→ **SHORT EXERCISE**
Write out the data below in full. Keep it exact.

→ **SUPPLIED INFORMATION**
════════

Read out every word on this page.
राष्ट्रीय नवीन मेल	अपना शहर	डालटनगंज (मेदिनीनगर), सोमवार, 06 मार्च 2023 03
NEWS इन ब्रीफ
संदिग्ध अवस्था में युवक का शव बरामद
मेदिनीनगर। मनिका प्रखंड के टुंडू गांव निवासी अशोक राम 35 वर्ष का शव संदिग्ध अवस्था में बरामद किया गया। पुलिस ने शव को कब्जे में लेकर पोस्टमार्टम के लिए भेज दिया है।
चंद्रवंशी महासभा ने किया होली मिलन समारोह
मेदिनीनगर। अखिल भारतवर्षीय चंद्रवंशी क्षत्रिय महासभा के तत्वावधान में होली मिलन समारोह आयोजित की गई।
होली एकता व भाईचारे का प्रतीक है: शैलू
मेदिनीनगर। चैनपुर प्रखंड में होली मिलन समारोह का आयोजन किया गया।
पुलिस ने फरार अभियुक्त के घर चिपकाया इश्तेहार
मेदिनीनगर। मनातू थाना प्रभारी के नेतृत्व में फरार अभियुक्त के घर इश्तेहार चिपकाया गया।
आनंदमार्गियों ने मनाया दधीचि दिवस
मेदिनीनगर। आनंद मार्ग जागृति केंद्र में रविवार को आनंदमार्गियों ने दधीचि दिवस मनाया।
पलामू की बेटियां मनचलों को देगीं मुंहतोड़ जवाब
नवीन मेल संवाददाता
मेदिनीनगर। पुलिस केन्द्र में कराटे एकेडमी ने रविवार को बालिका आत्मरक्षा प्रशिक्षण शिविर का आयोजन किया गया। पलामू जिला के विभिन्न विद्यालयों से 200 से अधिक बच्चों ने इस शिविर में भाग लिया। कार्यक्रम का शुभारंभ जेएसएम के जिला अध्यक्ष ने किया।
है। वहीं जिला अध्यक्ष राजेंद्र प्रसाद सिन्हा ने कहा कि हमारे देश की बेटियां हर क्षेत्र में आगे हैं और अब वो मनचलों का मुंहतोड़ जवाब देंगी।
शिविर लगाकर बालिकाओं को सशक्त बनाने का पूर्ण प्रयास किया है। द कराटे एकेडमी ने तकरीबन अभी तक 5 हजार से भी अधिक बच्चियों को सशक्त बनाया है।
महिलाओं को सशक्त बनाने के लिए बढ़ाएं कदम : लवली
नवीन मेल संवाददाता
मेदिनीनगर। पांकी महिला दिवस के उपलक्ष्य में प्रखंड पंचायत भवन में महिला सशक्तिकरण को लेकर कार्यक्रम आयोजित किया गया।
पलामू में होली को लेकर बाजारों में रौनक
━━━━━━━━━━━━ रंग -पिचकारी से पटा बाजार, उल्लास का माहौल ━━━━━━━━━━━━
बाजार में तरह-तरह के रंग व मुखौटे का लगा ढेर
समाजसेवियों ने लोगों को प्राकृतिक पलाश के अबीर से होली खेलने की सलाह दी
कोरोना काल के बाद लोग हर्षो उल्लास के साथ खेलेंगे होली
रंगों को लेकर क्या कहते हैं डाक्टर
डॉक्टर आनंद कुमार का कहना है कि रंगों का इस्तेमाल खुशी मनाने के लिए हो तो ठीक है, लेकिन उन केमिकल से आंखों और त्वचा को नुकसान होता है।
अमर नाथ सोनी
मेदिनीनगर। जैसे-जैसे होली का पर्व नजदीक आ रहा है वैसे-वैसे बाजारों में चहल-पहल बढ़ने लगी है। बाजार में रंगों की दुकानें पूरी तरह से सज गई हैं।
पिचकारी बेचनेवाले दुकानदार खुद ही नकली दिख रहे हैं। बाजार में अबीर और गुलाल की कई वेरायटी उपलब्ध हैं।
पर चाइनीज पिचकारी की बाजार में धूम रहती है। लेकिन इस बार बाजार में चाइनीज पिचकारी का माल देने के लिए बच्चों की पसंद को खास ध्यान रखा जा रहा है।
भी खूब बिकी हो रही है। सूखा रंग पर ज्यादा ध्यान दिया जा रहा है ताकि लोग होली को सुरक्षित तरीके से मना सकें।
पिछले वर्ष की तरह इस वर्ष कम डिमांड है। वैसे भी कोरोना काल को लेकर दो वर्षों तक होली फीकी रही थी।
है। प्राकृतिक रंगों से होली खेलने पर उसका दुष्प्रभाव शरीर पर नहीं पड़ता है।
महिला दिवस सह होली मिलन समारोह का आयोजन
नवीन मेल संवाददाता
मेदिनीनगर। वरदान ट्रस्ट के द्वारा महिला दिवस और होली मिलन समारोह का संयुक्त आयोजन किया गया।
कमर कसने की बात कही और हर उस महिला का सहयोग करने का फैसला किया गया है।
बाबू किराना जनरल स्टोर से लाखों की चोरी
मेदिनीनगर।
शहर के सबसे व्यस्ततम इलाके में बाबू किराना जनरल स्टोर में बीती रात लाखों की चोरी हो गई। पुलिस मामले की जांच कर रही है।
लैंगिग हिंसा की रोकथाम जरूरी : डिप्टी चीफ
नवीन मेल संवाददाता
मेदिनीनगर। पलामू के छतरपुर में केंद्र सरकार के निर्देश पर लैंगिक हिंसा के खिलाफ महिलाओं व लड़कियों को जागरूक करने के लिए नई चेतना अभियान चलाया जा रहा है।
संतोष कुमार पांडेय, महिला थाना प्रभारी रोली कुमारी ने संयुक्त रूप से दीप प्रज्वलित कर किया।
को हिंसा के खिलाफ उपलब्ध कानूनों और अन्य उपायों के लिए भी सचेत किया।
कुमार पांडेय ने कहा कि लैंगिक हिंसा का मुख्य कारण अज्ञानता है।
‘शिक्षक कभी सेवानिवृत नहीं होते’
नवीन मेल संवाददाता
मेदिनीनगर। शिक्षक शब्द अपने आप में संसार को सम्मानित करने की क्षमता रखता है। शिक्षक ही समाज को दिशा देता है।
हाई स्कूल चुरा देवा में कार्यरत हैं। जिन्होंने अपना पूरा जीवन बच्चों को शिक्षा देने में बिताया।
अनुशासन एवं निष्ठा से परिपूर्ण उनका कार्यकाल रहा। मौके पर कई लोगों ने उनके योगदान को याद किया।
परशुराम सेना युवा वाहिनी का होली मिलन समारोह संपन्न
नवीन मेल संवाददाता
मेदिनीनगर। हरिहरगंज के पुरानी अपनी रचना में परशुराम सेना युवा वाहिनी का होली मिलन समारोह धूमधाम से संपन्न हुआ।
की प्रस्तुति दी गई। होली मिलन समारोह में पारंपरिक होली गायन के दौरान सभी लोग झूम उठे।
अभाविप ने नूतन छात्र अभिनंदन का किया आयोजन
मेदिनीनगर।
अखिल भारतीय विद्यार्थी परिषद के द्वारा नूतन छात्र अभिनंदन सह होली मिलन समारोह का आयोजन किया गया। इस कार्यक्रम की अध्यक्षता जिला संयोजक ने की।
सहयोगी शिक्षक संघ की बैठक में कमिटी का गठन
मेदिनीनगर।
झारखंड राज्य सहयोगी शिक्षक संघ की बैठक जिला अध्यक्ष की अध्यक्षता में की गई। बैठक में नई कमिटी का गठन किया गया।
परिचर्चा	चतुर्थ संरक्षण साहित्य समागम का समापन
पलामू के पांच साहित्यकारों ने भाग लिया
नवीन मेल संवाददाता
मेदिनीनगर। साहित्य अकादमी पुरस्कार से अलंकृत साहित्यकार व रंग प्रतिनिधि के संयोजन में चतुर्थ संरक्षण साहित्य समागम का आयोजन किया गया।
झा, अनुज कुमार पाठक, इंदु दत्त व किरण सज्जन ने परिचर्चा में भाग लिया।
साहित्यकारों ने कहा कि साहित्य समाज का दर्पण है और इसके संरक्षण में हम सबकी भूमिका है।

════════

→ **EXPECTED OUTPUT**
Read out every word on this page.
राष्ट्रीय नवीन मेल	अपना शहर	डालटनगंज (मेदिनीनगर), सोमवार, 06 मार्च 2023 03
NEWS इन ब्रीफ
संदिग्ध अवस्था में युवक का शव बरामद
मेदिनीनगर। मनिका प्रखंड के टुंडू गांव निवासी अशोक राम 35 वर्ष का शव संदिग्ध अवस्था में बरामद किया गया। पुलिस ने शव को कब्जे में लेकर पोस्टमार्टम के लिए भेज दिया है।
चंद्रवंशी महासभा ने किया होली मिलन समारोह
मेदिनीनगर। अखिल भारतवर्षीय चंद्रवंशी क्षत्रिय महासभा के तत्वावधान में होली मिलन समारोह आयोजित की गई।
होली एकता व भाईचारे का प्रतीक है: शैलू
मेदिनीनगर। चैनपुर प्रखंड में होली मिलन समारोह का आयोजन किया गया।
पुलिस ने फरार अभियुक्त के घर चिपकाया इश्तेहार
मेदिनीनगर। मनातू थाना प्रभारी के नेतृत्व में फरार अभियुक्त के घर इश्तेहार चिपकाया गया।
आनंदमार्गियों ने मनाया दधीचि दिवस
मेदिनीनगर। आनंद मार्ग जागृति केंद्र में रविवार को आनंदमार्गियों ने दधीचि दिवस मनाया।
पलामू की बेटियां मनचलों को देगीं मुंहतोड़ जवाब
नवीन मेल संवाददाता
मेदिनीनगर। पुलिस केन्द्र में कराटे एकेडमी ने रविवार को बालिका आत्मरक्षा प्रशिक्षण शिविर का आयोजन किया गया। पलामू जिला के विभिन्न विद्यालयों से 200 से अधिक बच्चों ने इस शिविर में भाग लिया। कार्यक्रम का शुभारंभ जेएसएम के जिला अध्यक्ष ने किया।
है। वहीं जिला अध्यक्ष राजेंद्र प्रसाद सिन्हा ने कहा कि हमारे देश की बेटियां हर क्षेत्र में आगे हैं और अब वो मनचलों का मुंहतोड़ जवाब देंगी।
शिविर लगाकर बालिकाओं को सशक्त बनाने का पूर्ण प्रयास किया है। द कराटे एकेडमी ने तकरीबन अभी तक 5 हजार से भी अधिक बच्चियों को सशक्त बनाया है।
महिलाओं को सशक्त बनाने के लिए बढ़ाएं कदम : लवली
नवीन मेल संवाददाता
मेदिनीनगर। पांकी महिला दिवस के उपलक्ष्य में प्रखंड पंचायत भवन में महिला सशक्तिकरण को लेकर कार्यक्रम आयोजित किया गया।
पलामू में होली को लेकर बाजारों में रौनक
━━━━━━━━━━━━ रंग -पिचकारी से पटा बाजार, उल्लास का माहौल ━━━━━━━━━━━━
बाजार में तरह-तरह के रंग व मुखौटे का लगा ढेर
समाजसेवियों ने लोगों को प्राकृतिक पलाश के अबीर से होली खेलने की सलाह दी
कोरोना काल के बाद लोग हर्षो उल्लास के साथ खेलेंगे होली
रंगों को लेकर क्या कहते हैं डाक्टर
डॉक्टर आनंद कुमार का कहना है कि रंगों का इस्तेमाल खुशी मनाने के लिए हो तो ठीक है, लेकिन उन केमिकल से आंखों और त्वचा को नुकसान होता है।
अमर नाथ सोनी
मेदिनीनगर। जैसे-जैसे होली का पर्व नजदीक आ रहा है वैसे-वैसे बाजारों में चहल-पहल बढ़ने लगी है। बाजार में रंगों की दुकानें पूरी तरह से सज गई हैं।
पिचकारी बेचनेवाले दुकानदार खुद ही नकली दिख रहे हैं। बाजार में अबीर और गुलाल की कई वेरायटी उपलब्ध हैं।
पर चाइनीज पिचकारी की बाजार में धूम रहती है। लेकिन इस बार बाजार में चाइनीज पिचकारी का माल देने के लिए बच्चों की पसंद को खास ध्यान रखा जा रहा है।
भी खूब बिकी हो रही है। सूखा रंग पर ज्यादा ध्यान दिया जा रहा है ताकि लोग होली को सुरक्षित तरीके से मना सकें।
पिछले वर्ष की तरह इस वर्ष कम डिमांड है। वैसे भी कोरोना काल को लेकर दो वर्षों तक होली फीकी रही थी।
है। प्राकृतिक रंगों से होली खेलने पर उसका दुष्प्रभाव शरीर पर नहीं पड़ता है।
महिला दिवस सह होली मिलन समारोह का आयोजन
नवीन मेल संवाददाता
मेदिनीनगर। वरदान ट्रस्ट के द्वारा महिला दिवस और होली मिलन समारोह का संयुक्त आयोजन किया गया।
कमर कसने की बात कही और हर उस महिला का सहयोग करने का फैसला किया गया है।
बाबू किराना जनरल स्टोर से लाखों की चोरी
मेदिनीनगर।
शहर के सबसे व्यस्ततम इलाके में बाबू किराना जनरल स्टोर में बीती रात लाखों की चोरी हो गई। पुलिस मामले की जांच कर रही है।
लैंगिग हिंसा की रोकथाम जरूरी : डिप्टी चीफ
नवीन मेल संवाददाता
मेदिनीनगर। पलामू के छतरपुर में केंद्र सरकार के निर्देश पर लैंगिक हिंसा के खिलाफ महिलाओं व लड़कियों को जागरूक करने के लिए नई चेतना अभियान चलाया जा रहा है।
संतोष कुमार पांडेय, महिला थाना प्रभारी रोली कुमारी ने संयुक्त रूप से दीप प्रज्वलित कर किया।
को हिंसा के खिलाफ उपलब्ध कानूनों और अन्य उपायों के लिए भी सचेत किया।
कुमार पांडेय ने कहा कि लैंगिक हिंसा का मुख्य कारण अज्ञानता है।
‘शिक्षक कभी सेवानिवृत नहीं होते’
नवीन मेल संवाददाता
मेदिनीनगर। शिक्षक शब्द अपने आप में संसार को सम्मानित करने की क्षमता रखता है। शिक्षक ही समाज को दिशा देता है।
हाई स्कूल चुरा देवा में कार्यरत हैं। जिन्होंने अपना पूरा जीवन बच्चों को शिक्षा देने में बिताया।
अनुशासन एवं निष्ठा से परिपूर्ण उनका कार्यकाल रहा। मौके पर कई लोगों ने उनके योगदान को याद किया।
परशुराम सेना युवा वाहिनी का होली मिलन समारोह संपन्न
नवीन मेल संवाददाता
मेदिनीनगर। हरिहरगंज के पुरानी अपनी रचना में परशुराम सेना युवा वाहिनी का होली मिलन समारोह धूमधाम से संपन्न हुआ।
की प्रस्तुति दी गई। होली मिलन समारोह में पारंपरिक होली गायन के दौरान सभी लोग झूम उठे।
अभाविप ने नूतन छात्र अभिनंदन का किया आयोजन
मेदिनीनगर।
अखिल भारतीय विद्यार्थी परिषद के द्वारा नूतन छात्र अभिनंदन सह होली मिलन समारोह का आयोजन किया गया। इस कार्यक्रम की अध्यक्षता जिला संयोजक ने की।
सहयोगी शिक्षक संघ की बैठक में कमिटी का गठन
मेदिनीनगर।
झारखंड राज्य सहयोगी शिक्षक संघ की बैठक जिला अध्यक्ष की अध्यक्षता में की गई। बैठक में नई कमिटी का गठन किया गया।
परिचर्चा	चतुर्थ संरक्षण साहित्य समागम का समापन
पलामू के पांच साहित्यकारों ने भाग लिया
नवीन मेल संवाददाता
मेदिनीनगर। साहित्य अकादमी पुरस्कार से अलंकृत साहित्यकार व रंग प्रतिनिधि के संयोजन में चतुर्थ संरक्षण साहित्य समागम का आयोजन किया गया।
झा, अनुज कुमार पाठक, इंदु दत्त व किरण सज्जन ने परिचर्चा में भाग लिया।
साहित्यकारों ने कहा कि साहित्य समाज का दर्पण है और इसके संरक्षण में हम सबकी भूमिका है।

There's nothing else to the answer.